## Task to complete
Check each line of the data for "this" and select those that have it.

## Supplied entries
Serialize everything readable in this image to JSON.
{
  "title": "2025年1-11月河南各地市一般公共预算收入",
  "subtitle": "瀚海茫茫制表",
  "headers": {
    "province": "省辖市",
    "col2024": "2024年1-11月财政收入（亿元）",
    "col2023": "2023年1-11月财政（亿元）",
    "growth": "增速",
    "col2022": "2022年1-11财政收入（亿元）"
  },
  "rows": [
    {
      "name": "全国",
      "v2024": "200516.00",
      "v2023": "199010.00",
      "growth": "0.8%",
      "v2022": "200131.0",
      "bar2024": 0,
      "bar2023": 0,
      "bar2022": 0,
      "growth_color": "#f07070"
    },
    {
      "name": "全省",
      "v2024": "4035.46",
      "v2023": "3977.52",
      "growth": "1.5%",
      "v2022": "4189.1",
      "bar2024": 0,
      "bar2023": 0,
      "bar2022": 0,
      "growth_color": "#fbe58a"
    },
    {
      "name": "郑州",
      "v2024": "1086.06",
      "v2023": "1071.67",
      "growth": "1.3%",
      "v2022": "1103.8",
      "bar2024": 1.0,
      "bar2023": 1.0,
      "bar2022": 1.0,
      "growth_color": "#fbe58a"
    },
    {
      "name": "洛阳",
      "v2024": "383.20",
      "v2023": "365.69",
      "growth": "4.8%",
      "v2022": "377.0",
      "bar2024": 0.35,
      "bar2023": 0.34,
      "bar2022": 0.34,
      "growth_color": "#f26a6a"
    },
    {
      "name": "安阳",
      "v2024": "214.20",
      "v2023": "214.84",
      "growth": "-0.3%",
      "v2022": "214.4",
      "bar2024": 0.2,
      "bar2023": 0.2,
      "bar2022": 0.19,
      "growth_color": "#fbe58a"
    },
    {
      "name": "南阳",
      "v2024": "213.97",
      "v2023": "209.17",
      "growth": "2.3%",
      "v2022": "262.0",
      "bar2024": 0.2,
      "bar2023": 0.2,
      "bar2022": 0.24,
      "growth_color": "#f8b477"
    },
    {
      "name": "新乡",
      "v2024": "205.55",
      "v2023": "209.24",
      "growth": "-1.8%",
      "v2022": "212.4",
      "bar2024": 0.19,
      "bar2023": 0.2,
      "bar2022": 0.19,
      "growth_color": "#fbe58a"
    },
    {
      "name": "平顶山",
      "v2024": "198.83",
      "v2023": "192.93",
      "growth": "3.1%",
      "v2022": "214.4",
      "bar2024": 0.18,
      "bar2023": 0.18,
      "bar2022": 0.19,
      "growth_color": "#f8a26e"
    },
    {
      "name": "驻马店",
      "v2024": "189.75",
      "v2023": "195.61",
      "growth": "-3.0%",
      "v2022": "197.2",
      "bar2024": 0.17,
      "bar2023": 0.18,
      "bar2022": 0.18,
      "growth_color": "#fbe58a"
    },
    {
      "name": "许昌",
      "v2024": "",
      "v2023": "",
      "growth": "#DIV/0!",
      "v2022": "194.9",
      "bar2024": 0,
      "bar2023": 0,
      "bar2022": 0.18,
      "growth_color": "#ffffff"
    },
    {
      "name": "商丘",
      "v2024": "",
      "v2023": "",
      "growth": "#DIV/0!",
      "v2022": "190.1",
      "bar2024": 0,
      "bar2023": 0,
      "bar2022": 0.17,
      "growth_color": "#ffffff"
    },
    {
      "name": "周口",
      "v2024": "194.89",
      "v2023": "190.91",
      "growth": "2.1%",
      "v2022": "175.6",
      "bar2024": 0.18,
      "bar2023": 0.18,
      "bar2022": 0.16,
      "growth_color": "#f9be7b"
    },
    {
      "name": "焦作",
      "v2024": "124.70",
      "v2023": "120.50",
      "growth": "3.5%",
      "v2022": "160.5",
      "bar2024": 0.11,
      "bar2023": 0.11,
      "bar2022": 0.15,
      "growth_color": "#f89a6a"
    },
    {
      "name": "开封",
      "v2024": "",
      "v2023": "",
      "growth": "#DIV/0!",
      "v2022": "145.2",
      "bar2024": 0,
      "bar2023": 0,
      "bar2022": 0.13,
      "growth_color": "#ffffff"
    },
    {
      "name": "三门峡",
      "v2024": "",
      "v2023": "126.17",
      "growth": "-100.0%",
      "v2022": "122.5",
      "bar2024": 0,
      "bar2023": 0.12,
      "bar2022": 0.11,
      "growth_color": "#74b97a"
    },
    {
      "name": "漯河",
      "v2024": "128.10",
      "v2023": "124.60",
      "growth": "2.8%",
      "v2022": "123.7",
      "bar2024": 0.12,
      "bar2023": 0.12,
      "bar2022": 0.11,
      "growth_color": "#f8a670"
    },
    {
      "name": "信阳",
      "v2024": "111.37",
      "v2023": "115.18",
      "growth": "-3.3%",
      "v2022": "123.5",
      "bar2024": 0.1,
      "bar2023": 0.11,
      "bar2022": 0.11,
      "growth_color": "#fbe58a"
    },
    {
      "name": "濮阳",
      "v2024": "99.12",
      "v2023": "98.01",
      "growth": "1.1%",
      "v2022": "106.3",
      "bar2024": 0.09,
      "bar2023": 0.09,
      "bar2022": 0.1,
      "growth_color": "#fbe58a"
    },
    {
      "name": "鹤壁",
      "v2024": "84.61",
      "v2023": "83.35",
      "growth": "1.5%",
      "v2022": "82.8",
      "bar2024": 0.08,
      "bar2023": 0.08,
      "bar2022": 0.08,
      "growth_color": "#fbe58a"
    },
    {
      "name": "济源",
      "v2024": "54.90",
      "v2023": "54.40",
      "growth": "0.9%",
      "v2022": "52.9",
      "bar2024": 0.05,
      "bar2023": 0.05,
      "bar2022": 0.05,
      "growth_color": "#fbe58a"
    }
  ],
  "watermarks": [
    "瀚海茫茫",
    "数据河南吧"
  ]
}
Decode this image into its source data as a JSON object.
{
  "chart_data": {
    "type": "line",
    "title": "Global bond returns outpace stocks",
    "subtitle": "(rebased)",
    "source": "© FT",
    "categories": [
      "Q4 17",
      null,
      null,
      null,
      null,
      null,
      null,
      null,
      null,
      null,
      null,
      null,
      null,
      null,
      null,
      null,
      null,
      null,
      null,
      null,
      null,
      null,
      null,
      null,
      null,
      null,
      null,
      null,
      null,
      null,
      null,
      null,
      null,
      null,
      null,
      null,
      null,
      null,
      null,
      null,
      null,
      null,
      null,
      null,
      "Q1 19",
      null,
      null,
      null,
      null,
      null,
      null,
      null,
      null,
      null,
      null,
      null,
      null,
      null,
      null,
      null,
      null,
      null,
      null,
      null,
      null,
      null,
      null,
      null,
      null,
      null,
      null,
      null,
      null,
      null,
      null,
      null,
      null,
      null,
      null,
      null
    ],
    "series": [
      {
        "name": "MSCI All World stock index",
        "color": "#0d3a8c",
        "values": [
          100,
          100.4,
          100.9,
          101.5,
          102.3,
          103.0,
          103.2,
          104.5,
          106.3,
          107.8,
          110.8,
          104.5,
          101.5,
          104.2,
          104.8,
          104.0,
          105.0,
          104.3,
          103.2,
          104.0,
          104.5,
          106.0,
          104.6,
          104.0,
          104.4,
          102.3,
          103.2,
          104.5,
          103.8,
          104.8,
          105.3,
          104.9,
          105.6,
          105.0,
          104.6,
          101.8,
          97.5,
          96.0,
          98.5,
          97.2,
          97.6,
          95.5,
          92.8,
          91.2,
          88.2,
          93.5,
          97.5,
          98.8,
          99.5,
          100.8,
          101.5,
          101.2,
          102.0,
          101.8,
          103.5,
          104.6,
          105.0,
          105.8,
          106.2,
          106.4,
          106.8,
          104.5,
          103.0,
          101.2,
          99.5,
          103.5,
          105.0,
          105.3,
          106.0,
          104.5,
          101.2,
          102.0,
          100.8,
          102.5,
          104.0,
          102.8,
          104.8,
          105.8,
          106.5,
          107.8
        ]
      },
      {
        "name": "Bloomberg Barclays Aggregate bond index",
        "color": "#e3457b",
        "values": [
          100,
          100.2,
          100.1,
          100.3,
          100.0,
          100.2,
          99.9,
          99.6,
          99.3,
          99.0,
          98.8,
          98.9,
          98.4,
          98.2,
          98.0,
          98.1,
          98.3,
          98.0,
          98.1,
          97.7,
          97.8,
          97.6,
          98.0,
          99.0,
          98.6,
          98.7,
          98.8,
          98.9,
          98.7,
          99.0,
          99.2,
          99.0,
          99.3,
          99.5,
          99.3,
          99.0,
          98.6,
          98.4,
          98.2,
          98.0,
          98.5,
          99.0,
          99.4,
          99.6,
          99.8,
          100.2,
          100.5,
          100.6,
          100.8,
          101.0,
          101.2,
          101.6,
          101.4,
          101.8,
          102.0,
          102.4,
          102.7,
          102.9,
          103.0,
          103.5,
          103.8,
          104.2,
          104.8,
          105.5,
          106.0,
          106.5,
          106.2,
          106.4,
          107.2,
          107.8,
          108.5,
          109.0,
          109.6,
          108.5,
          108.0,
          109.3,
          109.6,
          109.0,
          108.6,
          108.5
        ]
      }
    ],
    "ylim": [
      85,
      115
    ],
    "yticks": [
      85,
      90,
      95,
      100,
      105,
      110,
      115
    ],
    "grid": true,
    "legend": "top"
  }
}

## Task response
Serialize everything readable in this image to JSON.
Decode this image into its source data as a JSON object.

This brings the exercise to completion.